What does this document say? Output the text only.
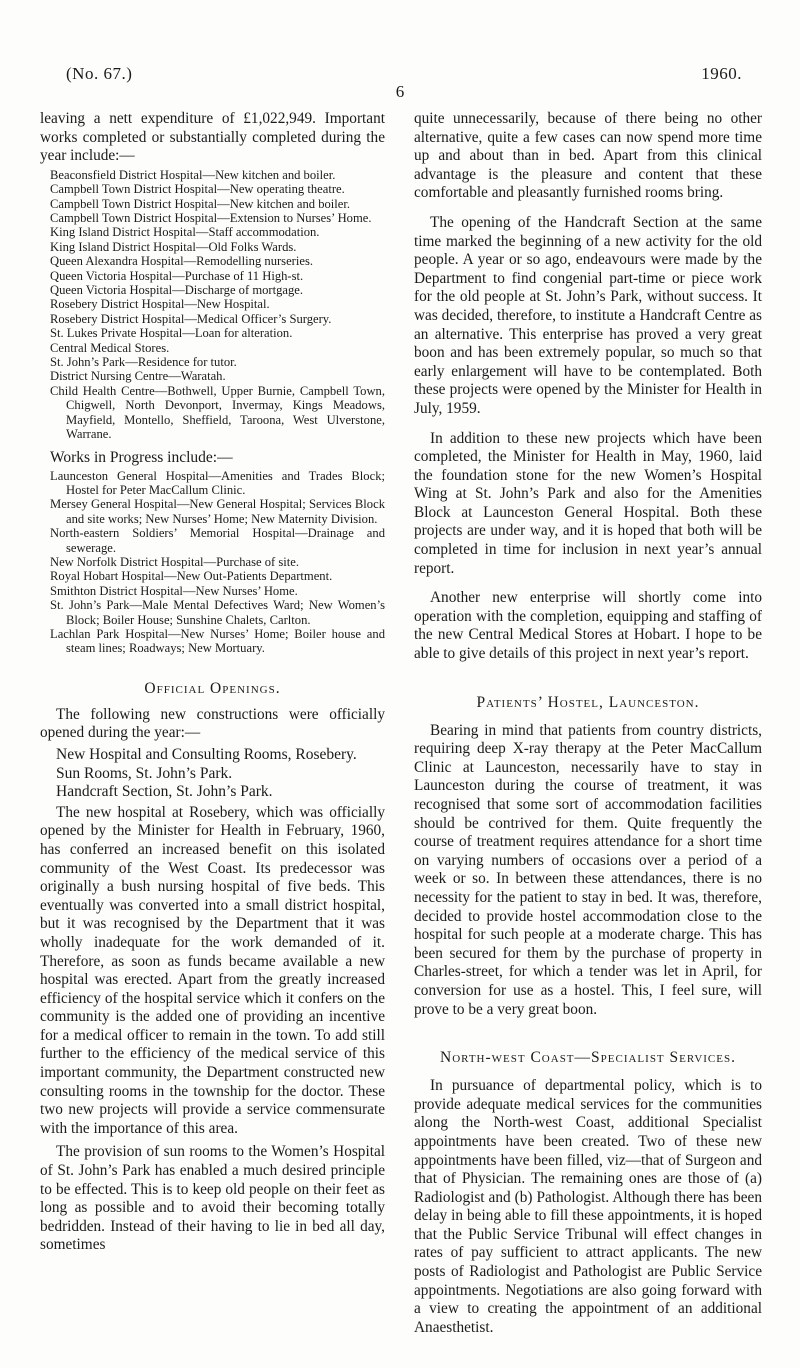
(No. 67.)
6
1960.

leaving a nett expenditure of £1,022,949. Important works completed or substantially completed during the year include:—

Beaconsfield District Hospital—New kitchen and boiler.
Campbell Town District Hospital—New operating theatre.
Campbell Town District Hospital—New kitchen and boiler.
Campbell Town District Hospital—Extension to Nurses’ Home.
King Island District Hospital—Staff accommodation.
King Island District Hospital—Old Folks Wards.
Queen Alexandra Hospital—Remodelling nurseries.
Queen Victoria Hospital—Purchase of 11 High-st.
Queen Victoria Hospital—Discharge of mortgage.
Rosebery District Hospital—New Hospital.
Rosebery District Hospital—Medical Officer’s Surgery.
St. Lukes Private Hospital—Loan for alteration.
Central Medical Stores.
St. John’s Park—Residence for tutor.
District Nursing Centre—Waratah.
Child Health Centre—Bothwell, Upper Burnie, Campbell Town, Chigwell, North Devonport, Invermay, Kings Meadows, Mayfield, Montello, Sheffield, Taroona, West Ulverstone, Warrane.
Works in Progress include:—
Launceston General Hospital—Amenities and Trades Block; Hostel for Peter MacCallum Clinic.
Mersey General Hospital—New General Hospital; Services Block and site works; New Nurses’ Home; New Maternity Division.
North-eastern Soldiers’ Memorial Hospital—Drainage and sewerage.
New Norfolk District Hospital—Purchase of site.
Royal Hobart Hospital—New Out-Patients Department.
Smithton District Hospital—New Nurses’ Home.
St. John’s Park—Male Mental Defectives Ward; New Women’s Block; Boiler House; Sunshine Chalets, Carlton.
Lachlan Park Hospital—New Nurses’ Home; Boiler house and steam lines; Roadways; New Mortuary.
Official Openings.

The following new constructions were officially opened during the year:—

New Hospital and Consulting Rooms, Rosebery.
Sun Rooms, St. John’s Park.
Handcraft Section, St. John’s Park.

The new hospital at Rosebery, which was officially opened by the Minister for Health in February, 1960, has conferred an increased benefit on this isolated community of the West Coast. Its predecessor was originally a bush nursing hospital of five beds. This eventually was converted into a small district hospital, but it was recognised by the Department that it was wholly inadequate for the work demanded of it. Therefore, as soon as funds became available a new hospital was erected. Apart from the greatly increased efficiency of the hospital service which it confers on the community is the added one of providing an incentive for a medical officer to remain in the town. To add still further to the efficiency of the medical service of this important community, the Department constructed new consulting rooms in the township for the doctor. These two new projects will provide a service commensurate with the importance of this area.

The provision of sun rooms to the Women’s Hospital of St. John’s Park has enabled a much desired principle to be effected. This is to keep old people on their feet as long as possible and to avoid their becoming totally bedridden. Instead of their having to lie in bed all day, sometimes

quite unnecessarily, because of there being no other alternative, quite a few cases can now spend more time up and about than in bed. Apart from this clinical advantage is the pleasure and content that these comfortable and pleasantly furnished rooms bring.

The opening of the Handcraft Section at the same time marked the beginning of a new activity for the old people. A year or so ago, endeavours were made by the Department to find congenial part-time or piece work for the old people at St. John’s Park, without success. It was decided, therefore, to institute a Handcraft Centre as an alternative. This enterprise has proved a very great boon and has been extremely popular, so much so that early enlargement will have to be contemplated. Both these projects were opened by the Minister for Health in July, 1959.

In addition to these new projects which have been completed, the Minister for Health in May, 1960, laid the foundation stone for the new Women’s Hospital Wing at St. John’s Park and also for the Amenities Block at Launceston General Hospital. Both these projects are under way, and it is hoped that both will be completed in time for inclusion in next year’s annual report.

Another new enterprise will shortly come into operation with the completion, equipping and staffing of the new Central Medical Stores at Hobart. I hope to be able to give details of this project in next year’s report.

Patients’ Hostel, Launceston.

Bearing in mind that patients from country districts, requiring deep X-ray therapy at the Peter MacCallum Clinic at Launceston, necessarily have to stay in Launceston during the course of treatment, it was recognised that some sort of accommodation facilities should be contrived for them. Quite frequently the course of treatment requires attendance for a short time on varying numbers of occasions over a period of a week or so. In between these attendances, there is no necessity for the patient to stay in bed. It was, therefore, decided to provide hostel accommodation close to the hospital for such people at a moderate charge. This has been secured for them by the purchase of property in Charles-street, for which a tender was let in April, for conversion for use as a hostel. This, I feel sure, will prove to be a very great boon.

North-west Coast—Specialist Services.

In pursuance of departmental policy, which is to provide adequate medical services for the communities along the North-west Coast, additional Specialist appointments have been created. Two of these new appointments have been filled, viz—that of Surgeon and that of Physician. The remaining ones are those of (a) Radiologist and (b) Pathologist. Although there has been delay in being able to fill these appointments, it is hoped that the Public Service Tribunal will effect changes in rates of pay sufficient to attract applicants. The new posts of Radiologist and Pathologist are Public Service appointments. Negotiations are also going forward with a view to creating the appointment of an additional Anaesthetist.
····················
### [Work task]
Exactly one number is wanted in reply: the count of lines above that hold the string "Nurses".

### [Output]
4